> OBJECTIVE
From the data below, extract the lines starting at the one that contains "black-queen-halo: ♛ <box>52 175 92 215</box>" and ending at the one that contains "square-b1[interactable]: ♚♔ <box>52", and copy them character for character.

● ● ● ● ● ● ●

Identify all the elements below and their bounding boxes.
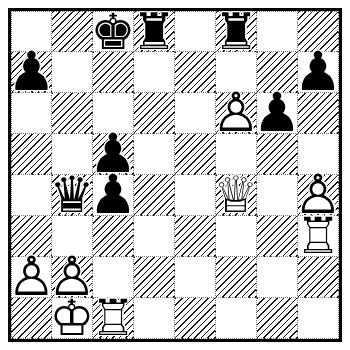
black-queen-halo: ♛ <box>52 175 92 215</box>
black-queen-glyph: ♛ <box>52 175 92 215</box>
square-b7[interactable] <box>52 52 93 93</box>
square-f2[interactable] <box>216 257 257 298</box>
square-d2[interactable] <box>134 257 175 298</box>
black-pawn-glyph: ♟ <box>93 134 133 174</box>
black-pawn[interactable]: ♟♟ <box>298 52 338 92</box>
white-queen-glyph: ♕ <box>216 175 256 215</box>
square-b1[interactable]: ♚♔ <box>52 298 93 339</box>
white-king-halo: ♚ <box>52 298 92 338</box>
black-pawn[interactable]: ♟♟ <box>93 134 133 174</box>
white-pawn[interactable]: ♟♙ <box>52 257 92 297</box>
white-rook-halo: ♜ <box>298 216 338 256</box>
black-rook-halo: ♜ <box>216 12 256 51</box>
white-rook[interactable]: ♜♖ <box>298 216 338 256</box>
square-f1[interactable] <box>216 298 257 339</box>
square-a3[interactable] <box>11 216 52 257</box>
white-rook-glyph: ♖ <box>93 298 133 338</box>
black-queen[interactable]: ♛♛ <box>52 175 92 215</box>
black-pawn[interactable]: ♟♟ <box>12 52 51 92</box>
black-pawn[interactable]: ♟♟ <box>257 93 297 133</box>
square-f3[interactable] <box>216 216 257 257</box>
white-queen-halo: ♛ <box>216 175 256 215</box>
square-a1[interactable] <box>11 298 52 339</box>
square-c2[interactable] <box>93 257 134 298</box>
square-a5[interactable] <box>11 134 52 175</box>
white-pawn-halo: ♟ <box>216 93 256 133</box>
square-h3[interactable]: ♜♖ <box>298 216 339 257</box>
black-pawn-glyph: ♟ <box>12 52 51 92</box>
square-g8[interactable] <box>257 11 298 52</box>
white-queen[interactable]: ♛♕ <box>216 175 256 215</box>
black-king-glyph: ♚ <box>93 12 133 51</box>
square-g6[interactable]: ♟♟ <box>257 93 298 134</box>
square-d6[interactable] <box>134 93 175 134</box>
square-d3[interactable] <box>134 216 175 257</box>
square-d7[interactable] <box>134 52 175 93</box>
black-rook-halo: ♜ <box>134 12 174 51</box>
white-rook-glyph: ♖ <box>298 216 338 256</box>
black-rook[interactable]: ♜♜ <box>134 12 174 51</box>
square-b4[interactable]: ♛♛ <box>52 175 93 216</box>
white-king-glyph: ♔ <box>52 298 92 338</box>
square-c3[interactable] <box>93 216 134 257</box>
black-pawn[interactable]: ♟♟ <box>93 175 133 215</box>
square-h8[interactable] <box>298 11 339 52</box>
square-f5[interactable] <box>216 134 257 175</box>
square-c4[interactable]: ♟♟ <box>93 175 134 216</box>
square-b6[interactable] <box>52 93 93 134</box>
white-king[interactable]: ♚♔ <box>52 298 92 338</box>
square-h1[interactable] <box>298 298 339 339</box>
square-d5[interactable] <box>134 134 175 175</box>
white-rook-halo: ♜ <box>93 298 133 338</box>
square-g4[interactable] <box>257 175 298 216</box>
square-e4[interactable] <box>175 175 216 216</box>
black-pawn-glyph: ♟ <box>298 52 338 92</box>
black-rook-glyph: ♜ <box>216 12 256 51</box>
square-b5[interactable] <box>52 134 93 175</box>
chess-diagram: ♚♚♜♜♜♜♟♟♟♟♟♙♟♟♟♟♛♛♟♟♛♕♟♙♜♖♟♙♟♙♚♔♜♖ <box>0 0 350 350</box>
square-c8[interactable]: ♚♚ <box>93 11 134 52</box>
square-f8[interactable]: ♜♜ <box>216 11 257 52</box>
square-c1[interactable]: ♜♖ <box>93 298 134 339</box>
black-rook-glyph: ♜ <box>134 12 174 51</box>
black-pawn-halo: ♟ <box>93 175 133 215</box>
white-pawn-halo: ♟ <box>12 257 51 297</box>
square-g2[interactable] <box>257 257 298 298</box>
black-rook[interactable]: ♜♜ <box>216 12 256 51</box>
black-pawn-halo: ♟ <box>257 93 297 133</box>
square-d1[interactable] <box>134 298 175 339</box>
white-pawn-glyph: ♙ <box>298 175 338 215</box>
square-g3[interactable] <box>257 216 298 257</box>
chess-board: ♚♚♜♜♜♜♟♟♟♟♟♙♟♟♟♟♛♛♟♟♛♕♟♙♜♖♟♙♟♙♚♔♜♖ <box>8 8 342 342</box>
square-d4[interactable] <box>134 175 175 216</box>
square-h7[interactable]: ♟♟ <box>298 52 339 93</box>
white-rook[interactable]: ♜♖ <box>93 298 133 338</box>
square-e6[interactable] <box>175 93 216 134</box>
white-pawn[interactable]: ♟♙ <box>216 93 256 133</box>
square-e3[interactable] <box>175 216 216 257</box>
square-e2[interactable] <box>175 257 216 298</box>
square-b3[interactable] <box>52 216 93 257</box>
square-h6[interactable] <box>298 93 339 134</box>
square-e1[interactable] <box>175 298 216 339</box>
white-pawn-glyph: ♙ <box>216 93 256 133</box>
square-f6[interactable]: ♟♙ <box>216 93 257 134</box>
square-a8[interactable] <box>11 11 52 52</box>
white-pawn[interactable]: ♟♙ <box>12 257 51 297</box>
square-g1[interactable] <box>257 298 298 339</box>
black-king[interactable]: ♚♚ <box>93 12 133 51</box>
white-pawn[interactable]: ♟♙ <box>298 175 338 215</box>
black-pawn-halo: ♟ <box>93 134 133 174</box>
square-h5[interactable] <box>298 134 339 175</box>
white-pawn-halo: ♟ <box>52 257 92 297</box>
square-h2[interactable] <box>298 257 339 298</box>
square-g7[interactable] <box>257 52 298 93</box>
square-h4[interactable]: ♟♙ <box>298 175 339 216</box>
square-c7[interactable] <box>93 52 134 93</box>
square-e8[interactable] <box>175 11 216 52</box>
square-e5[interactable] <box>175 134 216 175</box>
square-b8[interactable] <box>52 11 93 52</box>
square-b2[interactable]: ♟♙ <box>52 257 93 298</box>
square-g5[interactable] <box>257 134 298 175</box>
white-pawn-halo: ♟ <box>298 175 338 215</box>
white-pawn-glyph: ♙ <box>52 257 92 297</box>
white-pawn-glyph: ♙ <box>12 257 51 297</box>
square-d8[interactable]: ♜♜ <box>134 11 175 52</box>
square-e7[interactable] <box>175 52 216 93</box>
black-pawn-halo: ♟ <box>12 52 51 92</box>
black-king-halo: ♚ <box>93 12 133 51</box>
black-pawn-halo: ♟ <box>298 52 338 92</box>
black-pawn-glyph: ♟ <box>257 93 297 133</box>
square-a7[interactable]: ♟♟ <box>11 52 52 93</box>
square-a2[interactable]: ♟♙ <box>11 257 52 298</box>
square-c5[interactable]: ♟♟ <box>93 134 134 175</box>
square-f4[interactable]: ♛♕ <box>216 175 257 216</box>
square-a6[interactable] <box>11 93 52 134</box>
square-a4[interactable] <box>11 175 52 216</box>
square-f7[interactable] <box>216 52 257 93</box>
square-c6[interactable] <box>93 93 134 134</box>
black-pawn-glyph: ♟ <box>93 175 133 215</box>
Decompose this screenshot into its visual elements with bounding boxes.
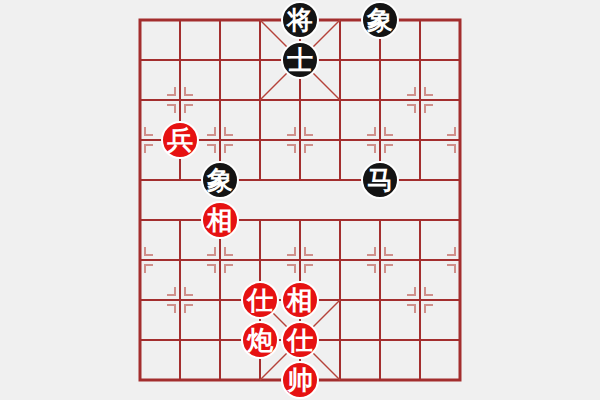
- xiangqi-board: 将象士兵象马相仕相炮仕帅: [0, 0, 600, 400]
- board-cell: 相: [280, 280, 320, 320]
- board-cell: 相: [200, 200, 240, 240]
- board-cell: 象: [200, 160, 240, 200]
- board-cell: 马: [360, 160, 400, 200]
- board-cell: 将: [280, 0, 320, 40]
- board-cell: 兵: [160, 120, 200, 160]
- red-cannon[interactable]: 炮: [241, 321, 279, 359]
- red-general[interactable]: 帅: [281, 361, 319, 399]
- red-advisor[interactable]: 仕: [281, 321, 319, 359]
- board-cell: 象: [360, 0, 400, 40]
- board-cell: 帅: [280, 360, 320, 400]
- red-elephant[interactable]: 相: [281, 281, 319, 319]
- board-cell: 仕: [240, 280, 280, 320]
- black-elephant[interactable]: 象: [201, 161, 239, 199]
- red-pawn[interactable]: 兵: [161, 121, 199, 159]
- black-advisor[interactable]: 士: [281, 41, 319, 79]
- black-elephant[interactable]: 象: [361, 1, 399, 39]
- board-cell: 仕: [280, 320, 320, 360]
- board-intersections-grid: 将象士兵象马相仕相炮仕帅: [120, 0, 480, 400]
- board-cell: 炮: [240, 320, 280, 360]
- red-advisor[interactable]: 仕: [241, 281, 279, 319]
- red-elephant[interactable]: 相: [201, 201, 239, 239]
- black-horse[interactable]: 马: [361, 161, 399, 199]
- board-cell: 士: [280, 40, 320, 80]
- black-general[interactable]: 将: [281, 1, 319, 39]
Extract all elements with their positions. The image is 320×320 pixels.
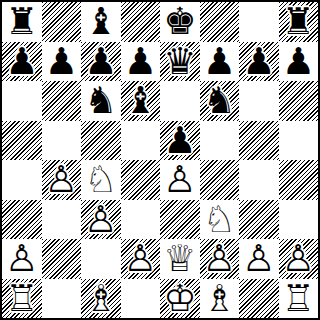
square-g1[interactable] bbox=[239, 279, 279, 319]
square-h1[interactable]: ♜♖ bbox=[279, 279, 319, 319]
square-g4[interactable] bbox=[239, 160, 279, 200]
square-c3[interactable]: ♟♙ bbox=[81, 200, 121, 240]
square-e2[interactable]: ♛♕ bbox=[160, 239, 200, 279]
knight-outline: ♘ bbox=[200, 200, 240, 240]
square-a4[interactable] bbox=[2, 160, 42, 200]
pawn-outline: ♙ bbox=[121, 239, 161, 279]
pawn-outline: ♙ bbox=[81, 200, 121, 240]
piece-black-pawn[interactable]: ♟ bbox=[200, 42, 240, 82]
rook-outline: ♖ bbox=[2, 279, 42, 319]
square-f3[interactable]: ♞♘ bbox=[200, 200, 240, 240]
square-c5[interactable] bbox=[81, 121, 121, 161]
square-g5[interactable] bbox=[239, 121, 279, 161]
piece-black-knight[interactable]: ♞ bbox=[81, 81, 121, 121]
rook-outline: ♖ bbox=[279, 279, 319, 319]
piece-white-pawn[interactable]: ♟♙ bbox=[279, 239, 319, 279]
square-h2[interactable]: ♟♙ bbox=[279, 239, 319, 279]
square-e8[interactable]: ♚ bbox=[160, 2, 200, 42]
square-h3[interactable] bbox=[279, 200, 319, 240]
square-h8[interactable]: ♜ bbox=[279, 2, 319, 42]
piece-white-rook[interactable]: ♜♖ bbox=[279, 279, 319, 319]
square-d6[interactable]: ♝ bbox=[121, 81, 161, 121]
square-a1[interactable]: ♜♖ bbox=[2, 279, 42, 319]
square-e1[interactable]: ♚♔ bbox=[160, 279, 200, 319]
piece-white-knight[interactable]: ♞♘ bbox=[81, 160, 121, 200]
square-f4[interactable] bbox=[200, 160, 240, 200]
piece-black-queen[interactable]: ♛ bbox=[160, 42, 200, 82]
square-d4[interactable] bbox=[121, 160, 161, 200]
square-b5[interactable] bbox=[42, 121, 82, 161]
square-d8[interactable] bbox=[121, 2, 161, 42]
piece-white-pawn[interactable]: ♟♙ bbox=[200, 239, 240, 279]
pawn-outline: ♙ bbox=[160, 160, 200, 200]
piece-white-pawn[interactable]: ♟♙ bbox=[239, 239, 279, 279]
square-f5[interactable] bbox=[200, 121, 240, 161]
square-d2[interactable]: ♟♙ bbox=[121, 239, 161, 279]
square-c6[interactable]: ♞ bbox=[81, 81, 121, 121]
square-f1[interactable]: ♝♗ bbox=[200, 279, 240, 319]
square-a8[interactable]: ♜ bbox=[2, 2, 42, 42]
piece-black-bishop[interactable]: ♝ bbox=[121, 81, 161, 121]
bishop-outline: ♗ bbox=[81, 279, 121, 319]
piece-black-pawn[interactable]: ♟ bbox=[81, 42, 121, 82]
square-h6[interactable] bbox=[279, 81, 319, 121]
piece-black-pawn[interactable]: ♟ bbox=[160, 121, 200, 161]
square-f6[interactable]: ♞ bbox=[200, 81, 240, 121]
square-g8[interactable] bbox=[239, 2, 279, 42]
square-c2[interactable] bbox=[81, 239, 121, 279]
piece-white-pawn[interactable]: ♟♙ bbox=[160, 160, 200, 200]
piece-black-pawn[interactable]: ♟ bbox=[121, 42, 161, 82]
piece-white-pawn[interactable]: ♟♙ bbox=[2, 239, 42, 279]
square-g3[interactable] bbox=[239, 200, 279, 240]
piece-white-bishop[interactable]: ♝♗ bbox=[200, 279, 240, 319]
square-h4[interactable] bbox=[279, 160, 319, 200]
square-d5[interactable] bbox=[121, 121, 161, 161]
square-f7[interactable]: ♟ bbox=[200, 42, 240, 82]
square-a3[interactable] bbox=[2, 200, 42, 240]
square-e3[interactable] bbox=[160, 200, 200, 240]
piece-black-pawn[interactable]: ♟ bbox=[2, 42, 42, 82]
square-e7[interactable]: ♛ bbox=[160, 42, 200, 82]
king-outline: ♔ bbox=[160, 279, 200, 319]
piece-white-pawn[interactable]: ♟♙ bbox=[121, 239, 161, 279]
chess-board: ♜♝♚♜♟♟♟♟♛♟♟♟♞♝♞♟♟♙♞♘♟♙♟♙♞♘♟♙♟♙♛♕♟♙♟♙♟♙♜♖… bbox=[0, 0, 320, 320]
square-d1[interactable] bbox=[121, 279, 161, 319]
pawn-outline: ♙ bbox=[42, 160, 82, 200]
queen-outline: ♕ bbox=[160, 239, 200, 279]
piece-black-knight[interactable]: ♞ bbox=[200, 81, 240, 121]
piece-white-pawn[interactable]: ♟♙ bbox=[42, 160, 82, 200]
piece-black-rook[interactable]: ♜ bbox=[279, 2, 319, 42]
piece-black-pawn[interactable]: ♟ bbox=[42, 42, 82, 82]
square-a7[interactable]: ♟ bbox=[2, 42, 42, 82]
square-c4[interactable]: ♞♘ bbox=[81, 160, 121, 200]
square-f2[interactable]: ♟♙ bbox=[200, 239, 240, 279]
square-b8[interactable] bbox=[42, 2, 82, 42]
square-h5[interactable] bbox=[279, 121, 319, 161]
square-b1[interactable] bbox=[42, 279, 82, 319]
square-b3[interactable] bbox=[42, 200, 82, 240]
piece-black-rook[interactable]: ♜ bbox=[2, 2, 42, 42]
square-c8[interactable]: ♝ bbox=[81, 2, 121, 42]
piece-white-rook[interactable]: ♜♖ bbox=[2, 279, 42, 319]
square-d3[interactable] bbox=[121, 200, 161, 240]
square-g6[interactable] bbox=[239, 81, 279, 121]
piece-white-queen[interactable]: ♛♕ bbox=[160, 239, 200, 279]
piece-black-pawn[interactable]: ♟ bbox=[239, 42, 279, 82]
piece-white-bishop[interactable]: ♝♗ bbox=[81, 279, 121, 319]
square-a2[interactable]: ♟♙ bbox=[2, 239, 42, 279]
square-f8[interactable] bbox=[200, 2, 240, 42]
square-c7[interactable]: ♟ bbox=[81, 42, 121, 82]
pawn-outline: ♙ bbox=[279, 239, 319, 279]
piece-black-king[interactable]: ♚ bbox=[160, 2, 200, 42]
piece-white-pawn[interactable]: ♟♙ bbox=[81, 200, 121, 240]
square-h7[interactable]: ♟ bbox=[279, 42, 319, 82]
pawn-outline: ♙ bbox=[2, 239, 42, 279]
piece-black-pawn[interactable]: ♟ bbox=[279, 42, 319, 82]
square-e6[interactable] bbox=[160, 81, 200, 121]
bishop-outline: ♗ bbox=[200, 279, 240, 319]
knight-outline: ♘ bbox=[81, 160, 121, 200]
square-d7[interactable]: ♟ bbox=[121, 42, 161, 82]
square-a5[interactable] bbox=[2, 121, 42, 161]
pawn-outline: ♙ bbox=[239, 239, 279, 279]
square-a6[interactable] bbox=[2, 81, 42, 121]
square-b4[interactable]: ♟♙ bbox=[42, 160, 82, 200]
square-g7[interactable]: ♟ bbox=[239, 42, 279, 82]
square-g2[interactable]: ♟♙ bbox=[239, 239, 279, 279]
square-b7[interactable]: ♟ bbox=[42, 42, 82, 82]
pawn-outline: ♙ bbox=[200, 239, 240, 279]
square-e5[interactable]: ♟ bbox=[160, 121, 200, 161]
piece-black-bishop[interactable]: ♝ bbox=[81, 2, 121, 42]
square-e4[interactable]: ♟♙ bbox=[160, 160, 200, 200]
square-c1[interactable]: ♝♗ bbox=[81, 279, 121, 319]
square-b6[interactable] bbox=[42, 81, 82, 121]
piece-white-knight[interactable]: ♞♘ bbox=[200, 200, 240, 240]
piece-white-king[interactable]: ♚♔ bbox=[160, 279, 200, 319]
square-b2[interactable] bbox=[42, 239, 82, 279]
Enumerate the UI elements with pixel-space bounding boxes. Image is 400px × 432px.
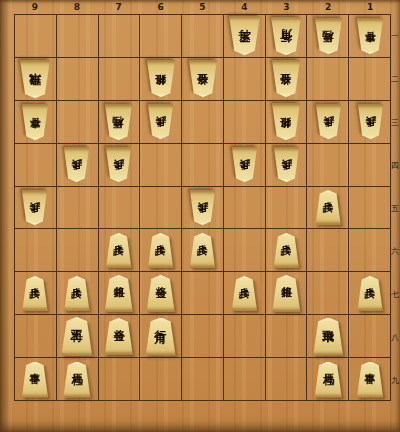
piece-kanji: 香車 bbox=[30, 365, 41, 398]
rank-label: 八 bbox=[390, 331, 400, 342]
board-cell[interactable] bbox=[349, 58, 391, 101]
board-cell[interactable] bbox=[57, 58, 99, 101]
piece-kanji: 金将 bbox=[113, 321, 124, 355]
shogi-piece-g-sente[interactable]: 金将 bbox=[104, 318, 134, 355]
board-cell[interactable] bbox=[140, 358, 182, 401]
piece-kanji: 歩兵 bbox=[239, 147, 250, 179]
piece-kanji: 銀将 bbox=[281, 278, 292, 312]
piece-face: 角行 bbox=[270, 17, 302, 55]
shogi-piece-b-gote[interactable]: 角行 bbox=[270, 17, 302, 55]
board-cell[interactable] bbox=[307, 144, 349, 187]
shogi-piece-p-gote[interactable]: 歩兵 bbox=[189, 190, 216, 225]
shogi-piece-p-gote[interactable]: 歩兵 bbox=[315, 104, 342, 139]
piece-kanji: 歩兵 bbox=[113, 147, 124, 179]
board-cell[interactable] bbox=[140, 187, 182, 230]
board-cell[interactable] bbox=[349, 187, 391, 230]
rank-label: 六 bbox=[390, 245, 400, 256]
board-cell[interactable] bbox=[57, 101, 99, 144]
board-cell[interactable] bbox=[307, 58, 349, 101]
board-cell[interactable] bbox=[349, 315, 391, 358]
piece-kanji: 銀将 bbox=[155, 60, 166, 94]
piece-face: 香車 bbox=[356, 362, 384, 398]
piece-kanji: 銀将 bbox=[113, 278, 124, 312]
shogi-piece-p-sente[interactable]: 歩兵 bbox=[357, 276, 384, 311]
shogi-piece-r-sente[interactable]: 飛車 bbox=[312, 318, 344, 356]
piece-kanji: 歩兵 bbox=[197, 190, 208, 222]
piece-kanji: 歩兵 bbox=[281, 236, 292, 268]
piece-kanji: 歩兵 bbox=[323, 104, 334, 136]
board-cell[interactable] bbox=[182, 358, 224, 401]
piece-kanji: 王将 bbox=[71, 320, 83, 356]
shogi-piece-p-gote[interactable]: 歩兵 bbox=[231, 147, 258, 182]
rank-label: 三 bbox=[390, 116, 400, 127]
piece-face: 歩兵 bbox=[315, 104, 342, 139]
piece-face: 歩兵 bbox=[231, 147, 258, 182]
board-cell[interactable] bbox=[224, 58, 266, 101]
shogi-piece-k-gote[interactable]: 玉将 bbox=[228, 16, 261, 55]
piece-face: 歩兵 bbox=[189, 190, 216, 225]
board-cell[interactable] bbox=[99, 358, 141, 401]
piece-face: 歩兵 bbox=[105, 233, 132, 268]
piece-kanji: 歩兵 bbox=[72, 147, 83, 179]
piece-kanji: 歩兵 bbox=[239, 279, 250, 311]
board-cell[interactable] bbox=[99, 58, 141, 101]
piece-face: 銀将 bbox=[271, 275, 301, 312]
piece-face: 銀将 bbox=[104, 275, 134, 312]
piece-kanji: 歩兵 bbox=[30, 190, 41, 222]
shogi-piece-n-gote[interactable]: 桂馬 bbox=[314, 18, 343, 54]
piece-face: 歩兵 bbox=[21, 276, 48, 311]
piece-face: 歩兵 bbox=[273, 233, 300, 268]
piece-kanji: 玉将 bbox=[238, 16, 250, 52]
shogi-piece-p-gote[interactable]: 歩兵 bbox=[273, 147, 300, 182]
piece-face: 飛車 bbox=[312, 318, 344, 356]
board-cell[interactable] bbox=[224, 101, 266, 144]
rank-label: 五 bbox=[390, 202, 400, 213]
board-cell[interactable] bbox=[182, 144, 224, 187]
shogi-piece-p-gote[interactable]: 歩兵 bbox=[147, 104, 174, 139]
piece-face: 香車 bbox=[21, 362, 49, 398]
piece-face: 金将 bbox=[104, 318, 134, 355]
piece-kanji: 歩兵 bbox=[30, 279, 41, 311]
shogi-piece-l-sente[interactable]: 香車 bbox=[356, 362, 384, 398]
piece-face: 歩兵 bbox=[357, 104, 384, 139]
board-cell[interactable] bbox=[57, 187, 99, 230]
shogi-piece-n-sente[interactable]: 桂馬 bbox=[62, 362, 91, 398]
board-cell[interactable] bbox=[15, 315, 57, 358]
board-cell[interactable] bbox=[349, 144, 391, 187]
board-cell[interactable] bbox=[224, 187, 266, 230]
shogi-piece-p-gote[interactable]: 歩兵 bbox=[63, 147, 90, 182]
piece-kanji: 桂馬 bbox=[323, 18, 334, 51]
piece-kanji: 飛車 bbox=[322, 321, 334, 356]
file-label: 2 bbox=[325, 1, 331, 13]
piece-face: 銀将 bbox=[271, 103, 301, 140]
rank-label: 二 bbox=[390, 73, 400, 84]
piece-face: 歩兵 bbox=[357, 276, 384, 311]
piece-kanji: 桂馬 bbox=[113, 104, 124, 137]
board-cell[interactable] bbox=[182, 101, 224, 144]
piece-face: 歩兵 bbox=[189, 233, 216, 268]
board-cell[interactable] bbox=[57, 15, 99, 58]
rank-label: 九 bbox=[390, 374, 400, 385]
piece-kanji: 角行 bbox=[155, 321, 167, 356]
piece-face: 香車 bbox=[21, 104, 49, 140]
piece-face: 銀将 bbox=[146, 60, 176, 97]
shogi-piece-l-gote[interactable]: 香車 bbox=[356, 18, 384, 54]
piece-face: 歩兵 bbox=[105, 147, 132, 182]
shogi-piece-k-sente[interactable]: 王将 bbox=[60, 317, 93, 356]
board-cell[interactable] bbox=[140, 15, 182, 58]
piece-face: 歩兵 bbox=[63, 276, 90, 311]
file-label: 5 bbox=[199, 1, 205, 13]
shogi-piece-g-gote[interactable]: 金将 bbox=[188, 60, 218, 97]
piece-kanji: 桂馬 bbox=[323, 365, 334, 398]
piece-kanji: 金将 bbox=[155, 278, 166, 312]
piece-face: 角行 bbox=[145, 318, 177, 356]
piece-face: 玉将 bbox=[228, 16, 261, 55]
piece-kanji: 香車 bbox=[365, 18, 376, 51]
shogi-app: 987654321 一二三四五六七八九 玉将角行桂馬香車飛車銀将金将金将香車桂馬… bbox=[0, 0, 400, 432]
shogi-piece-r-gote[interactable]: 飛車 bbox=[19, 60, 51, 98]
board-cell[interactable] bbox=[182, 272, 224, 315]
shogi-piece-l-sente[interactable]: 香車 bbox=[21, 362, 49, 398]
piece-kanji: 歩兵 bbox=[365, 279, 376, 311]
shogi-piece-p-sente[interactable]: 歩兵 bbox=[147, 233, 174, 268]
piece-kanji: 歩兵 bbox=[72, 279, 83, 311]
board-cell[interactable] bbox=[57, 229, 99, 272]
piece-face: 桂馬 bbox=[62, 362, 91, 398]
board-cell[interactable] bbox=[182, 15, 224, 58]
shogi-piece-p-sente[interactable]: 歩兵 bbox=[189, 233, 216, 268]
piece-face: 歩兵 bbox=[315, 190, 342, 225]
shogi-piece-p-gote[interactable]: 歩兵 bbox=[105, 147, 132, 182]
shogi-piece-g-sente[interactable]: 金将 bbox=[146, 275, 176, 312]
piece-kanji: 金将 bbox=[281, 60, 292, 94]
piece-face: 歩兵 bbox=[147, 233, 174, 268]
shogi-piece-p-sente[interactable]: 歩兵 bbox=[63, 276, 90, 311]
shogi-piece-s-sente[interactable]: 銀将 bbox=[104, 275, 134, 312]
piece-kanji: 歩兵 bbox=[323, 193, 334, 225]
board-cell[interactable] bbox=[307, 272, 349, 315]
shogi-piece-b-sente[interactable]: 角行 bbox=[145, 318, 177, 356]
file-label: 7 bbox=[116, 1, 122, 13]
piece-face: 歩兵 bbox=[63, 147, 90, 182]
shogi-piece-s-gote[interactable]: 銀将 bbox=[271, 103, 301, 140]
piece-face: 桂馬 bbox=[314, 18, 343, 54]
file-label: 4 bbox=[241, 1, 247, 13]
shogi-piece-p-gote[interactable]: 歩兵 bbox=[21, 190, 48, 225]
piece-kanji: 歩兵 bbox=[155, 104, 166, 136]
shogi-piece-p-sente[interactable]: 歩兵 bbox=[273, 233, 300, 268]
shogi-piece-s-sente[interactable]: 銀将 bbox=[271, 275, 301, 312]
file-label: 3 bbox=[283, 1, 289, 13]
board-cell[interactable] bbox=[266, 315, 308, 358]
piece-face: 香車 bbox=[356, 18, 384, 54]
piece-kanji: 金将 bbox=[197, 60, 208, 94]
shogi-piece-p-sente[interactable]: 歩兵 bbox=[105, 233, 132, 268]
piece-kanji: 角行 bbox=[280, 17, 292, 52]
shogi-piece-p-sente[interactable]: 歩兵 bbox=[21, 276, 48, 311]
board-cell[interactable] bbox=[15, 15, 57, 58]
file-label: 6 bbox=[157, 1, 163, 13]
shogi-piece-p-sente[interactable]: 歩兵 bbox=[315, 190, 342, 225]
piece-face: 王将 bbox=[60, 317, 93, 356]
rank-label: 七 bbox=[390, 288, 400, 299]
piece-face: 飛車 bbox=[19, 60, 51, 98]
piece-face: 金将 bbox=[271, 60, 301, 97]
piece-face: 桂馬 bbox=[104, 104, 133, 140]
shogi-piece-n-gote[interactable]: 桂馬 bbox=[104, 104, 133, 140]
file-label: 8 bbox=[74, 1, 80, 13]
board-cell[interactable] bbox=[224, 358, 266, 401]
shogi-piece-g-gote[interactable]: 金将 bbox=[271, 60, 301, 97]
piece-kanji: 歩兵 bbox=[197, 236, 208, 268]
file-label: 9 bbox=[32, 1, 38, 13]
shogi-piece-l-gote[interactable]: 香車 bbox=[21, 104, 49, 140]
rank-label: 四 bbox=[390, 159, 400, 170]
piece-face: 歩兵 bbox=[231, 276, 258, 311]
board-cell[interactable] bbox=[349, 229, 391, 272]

● ● ● ● ● ● ●

> FINISHED EXERCISE
black-queen-halo: ♛ <box>52 175 92 215</box>
black-queen-glyph: ♛ <box>52 175 92 215</box>
square-b7[interactable] <box>52 52 93 93</box>
square-f2[interactable] <box>216 257 257 298</box>
square-d2[interactable] <box>134 257 175 298</box>
black-pawn-glyph: ♟ <box>93 134 133 174</box>
black-pawn[interactable]: ♟♟ <box>298 52 338 92</box>
white-queen-glyph: ♕ <box>216 175 256 215</box>
square-b1[interactable]: ♚♔ <box>52 298 93 339</box>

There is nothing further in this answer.